■ What the exercise asks: Every line of the material is to be repeated exactly as it stands.

------------------------

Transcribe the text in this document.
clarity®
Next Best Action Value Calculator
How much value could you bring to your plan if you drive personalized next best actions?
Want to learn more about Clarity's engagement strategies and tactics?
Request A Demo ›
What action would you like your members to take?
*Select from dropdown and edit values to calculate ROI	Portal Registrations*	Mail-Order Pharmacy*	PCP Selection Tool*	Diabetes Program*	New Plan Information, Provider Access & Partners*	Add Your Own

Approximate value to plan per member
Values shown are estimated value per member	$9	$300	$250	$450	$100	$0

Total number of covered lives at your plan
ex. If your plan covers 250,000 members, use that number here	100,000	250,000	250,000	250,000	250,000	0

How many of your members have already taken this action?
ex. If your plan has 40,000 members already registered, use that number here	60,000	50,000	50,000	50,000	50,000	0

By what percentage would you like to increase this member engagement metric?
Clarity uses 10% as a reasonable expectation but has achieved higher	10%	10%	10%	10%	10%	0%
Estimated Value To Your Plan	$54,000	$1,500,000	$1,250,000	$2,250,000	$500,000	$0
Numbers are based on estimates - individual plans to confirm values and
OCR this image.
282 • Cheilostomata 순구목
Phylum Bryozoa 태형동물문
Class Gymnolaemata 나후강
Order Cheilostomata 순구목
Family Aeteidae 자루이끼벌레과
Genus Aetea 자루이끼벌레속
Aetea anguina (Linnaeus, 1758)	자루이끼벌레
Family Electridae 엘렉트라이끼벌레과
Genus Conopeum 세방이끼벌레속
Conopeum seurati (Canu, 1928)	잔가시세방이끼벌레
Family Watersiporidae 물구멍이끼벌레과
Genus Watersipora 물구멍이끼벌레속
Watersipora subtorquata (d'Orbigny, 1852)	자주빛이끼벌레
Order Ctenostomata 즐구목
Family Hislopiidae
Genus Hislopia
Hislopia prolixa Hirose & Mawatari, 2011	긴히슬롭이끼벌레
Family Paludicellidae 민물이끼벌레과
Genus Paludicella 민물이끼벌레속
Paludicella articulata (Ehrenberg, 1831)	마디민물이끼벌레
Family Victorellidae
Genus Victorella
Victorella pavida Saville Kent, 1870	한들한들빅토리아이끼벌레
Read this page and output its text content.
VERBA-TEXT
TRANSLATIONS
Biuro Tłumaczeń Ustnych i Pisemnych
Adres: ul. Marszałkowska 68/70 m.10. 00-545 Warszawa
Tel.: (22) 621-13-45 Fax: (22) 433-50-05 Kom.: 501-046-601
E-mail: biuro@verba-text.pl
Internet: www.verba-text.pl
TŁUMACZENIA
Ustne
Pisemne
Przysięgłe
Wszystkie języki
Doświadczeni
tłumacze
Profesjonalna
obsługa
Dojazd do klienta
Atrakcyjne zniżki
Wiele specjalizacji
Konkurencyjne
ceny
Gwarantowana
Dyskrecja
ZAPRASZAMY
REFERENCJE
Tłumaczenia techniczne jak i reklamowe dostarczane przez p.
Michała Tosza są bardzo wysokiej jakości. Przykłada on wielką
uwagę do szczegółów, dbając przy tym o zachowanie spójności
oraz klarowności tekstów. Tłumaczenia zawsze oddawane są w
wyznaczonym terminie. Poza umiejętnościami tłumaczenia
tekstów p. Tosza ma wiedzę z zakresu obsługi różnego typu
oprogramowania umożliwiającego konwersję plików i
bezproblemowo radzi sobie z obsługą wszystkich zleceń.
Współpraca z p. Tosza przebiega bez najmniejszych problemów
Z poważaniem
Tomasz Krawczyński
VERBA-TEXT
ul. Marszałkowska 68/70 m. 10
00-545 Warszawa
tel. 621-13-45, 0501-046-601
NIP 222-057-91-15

------------------------

■ Output:
Transcribe the text in this document.
clarity®
Next Best Action Value Calculator
How much value could you bring to your plan if you drive personalized next best actions?
Want to learn more about Clarity's engagement strategies and tactics?
Request A Demo ›
What action would you like your members to take?
*Select from dropdown and edit values to calculate ROI	Portal Registrations*	Mail-Order Pharmacy*	PCP Selection Tool*	Diabetes Program*	New Plan Information, Provider Access & Partners*	Add Your Own

Approximate value to plan per member
Values shown are estimated value per member	$9	$300	$250	$450	$100	$0

Total number of covered lives at your plan
ex. If your plan covers 250,000 members, use that number here	100,000	250,000	250,000	250,000	250,000	0

How many of your members have already taken this action?
ex. If your plan has 40,000 members already registered, use that number here	60,000	50,000	50,000	50,000	50,000	0

By what percentage would you like to increase this member engagement metric?
Clarity uses 10% as a reasonable expectation but has achieved higher	10%	10%	10%	10%	10%	0%
Estimated Value To Your Plan	$54,000	$1,500,000	$1,250,000	$2,250,000	$500,000	$0
Numbers are based on estimates - individual plans to confirm values and
OCR this image.
282 • Cheilostomata 순구목
Phylum Bryozoa 태형동물문
Class Gymnolaemata 나후강
Order Cheilostomata 순구목
Family Aeteidae 자루이끼벌레과
Genus Aetea 자루이끼벌레속
Aetea anguina (Linnaeus, 1758)	자루이끼벌레
Family Electridae 엘렉트라이끼벌레과
Genus Conopeum 세방이끼벌레속
Conopeum seurati (Canu, 1928)	잔가시세방이끼벌레
Family Watersiporidae 물구멍이끼벌레과
Genus Watersipora 물구멍이끼벌레속
Watersipora subtorquata (d'Orbigny, 1852)	자주빛이끼벌레
Order Ctenostomata 즐구목
Family Hislopiidae
Genus Hislopia
Hislopia prolixa Hirose & Mawatari, 2011	긴히슬롭이끼벌레
Family Paludicellidae 민물이끼벌레과
Genus Paludicella 민물이끼벌레속
Paludicella articulata (Ehrenberg, 1831)	마디민물이끼벌레
Family Victorellidae
Genus Victorella
Victorella pavida Saville Kent, 1870	한들한들빅토리아이끼벌레
Read this page and output its text content.
VERBA-TEXT
TRANSLATIONS
Biuro Tłumaczeń Ustnych i Pisemnych
Adres: ul. Marszałkowska 68/70 m.10. 00-545 Warszawa
Tel.: (22) 621-13-45 Fax: (22) 433-50-05 Kom.: 501-046-601
E-mail: biuro@verba-text.pl
Internet: www.verba-text.pl
TŁUMACZENIA
Ustne
Pisemne
Przysięgłe
Wszystkie języki
Doświadczeni
tłumacze
Profesjonalna
obsługa
Dojazd do klienta
Atrakcyjne zniżki
Wiele specjalizacji
Konkurencyjne
ceny
Gwarantowana
Dyskrecja
ZAPRASZAMY
REFERENCJE
Tłumaczenia techniczne jak i reklamowe dostarczane przez p.
Michała Tosza są bardzo wysokiej jakości. Przykłada on wielką
uwagę do szczegółów, dbając przy tym o zachowanie spójności
oraz klarowności tekstów. Tłumaczenia zawsze oddawane są w
wyznaczonym terminie. Poza umiejętnościami tłumaczenia
tekstów p. Tosza ma wiedzę z zakresu obsługi różnego typu
oprogramowania umożliwiającego konwersję plików i
bezproblemowo radzi sobie z obsługą wszystkich zleceń.
Współpraca z p. Tosza przebiega bez najmniejszych problemów
Z poważaniem
Tomasz Krawczyński
VERBA-TEXT
ul. Marszałkowska 68/70 m. 10
00-545 Warszawa
tel. 621-13-45, 0501-046-601
NIP 222-057-91-15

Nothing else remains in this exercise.